REQUIREMENTS. Filter the records below for the word "this". Copy each line that holds it.

───── THE DATA

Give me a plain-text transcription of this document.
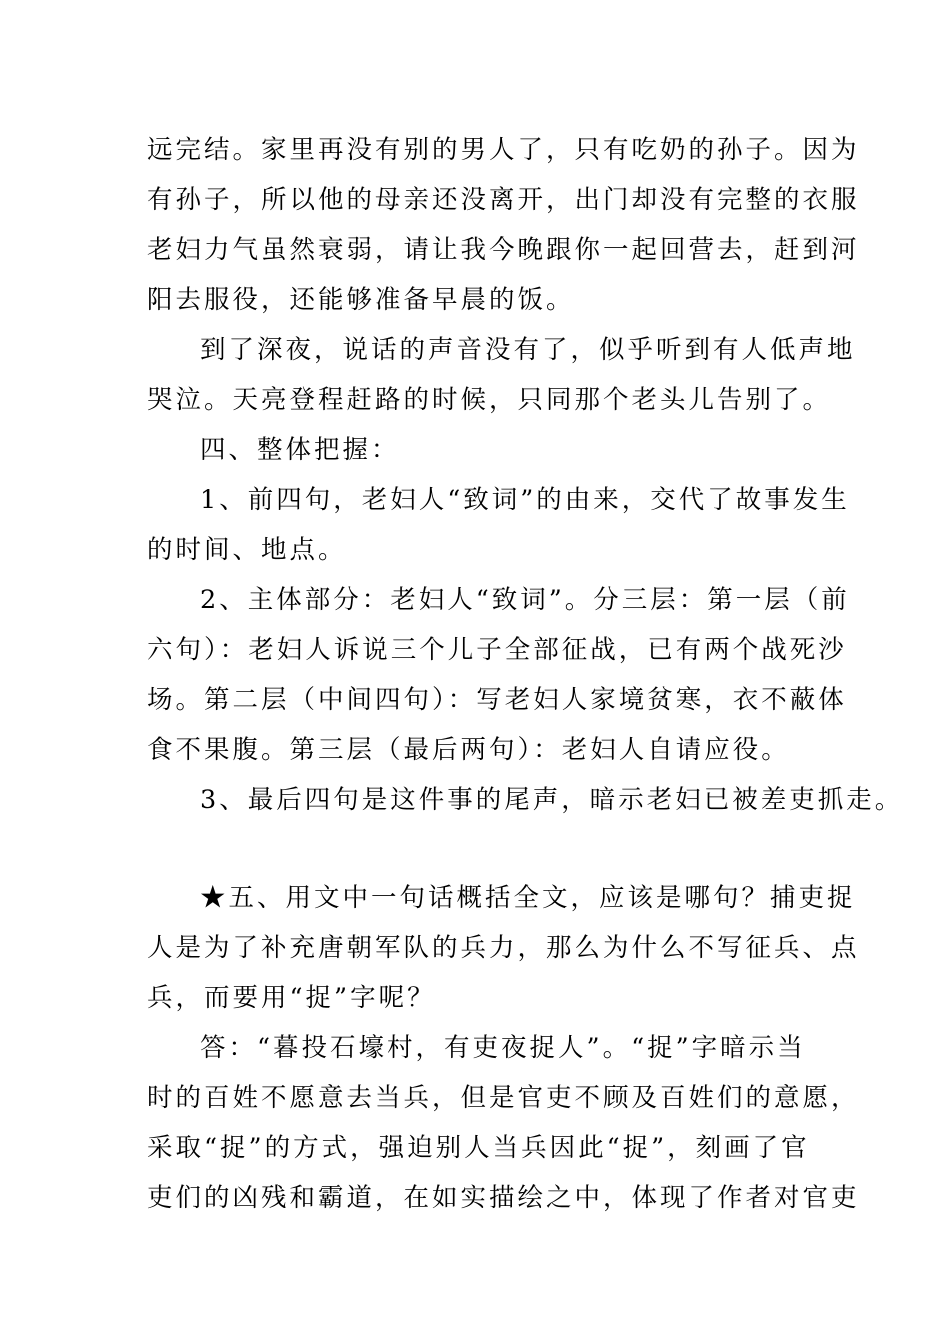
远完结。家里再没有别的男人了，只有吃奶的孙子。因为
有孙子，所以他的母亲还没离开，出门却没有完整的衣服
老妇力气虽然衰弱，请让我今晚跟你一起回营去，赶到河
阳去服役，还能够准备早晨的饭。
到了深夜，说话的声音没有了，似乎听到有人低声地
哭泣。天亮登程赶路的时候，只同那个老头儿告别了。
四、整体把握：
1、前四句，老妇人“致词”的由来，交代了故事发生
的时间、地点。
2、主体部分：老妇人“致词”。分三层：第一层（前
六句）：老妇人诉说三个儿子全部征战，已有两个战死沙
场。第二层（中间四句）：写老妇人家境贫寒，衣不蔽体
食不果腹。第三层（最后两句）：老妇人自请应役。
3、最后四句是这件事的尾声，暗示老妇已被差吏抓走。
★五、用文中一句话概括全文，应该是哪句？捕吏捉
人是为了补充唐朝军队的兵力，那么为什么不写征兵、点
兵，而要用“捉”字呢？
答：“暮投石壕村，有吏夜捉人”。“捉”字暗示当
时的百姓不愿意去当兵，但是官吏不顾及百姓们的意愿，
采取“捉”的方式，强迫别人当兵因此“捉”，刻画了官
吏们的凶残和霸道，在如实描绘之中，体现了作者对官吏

──────────
───── THE DATA

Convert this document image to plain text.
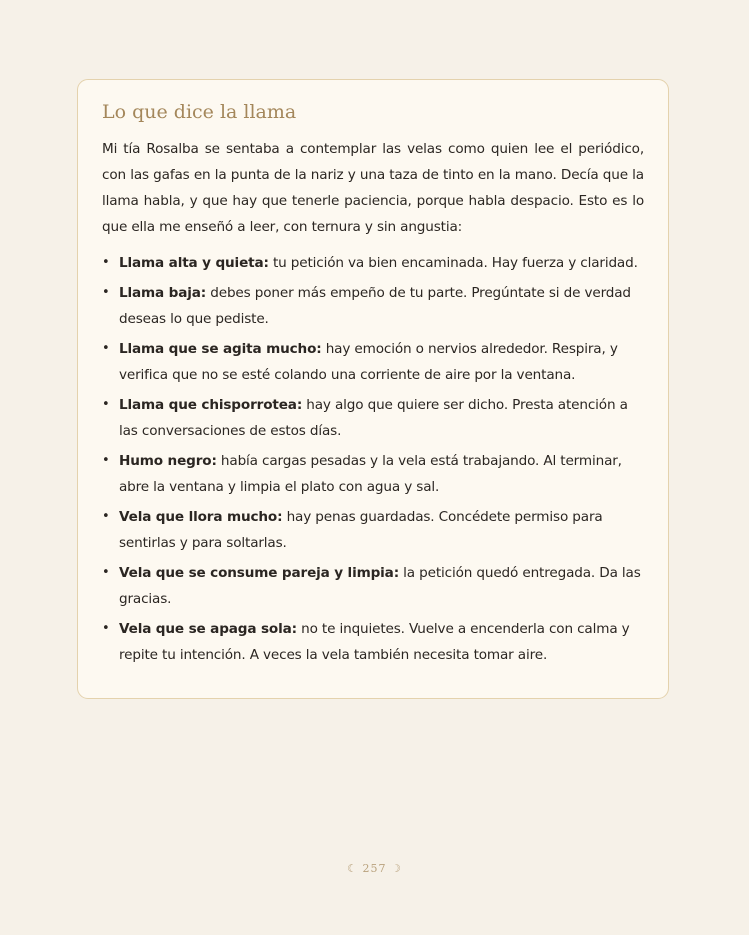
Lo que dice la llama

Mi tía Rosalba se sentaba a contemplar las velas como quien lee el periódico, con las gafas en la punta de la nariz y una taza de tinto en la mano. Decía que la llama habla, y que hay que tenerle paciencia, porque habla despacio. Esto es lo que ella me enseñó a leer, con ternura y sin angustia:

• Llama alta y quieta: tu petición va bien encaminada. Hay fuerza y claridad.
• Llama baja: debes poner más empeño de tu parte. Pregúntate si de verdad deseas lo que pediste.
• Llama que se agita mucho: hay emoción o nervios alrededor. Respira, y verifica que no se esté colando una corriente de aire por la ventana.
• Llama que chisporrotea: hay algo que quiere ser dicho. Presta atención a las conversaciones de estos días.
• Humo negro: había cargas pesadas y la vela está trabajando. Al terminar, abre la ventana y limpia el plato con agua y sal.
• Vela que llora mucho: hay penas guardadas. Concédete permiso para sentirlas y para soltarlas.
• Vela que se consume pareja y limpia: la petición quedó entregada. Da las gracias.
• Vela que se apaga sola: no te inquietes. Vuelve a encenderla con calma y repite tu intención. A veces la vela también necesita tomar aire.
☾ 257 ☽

──────────

FULL SOLUTION.
Give me a plain-text transcription of this document.
Convert this document image to plain text.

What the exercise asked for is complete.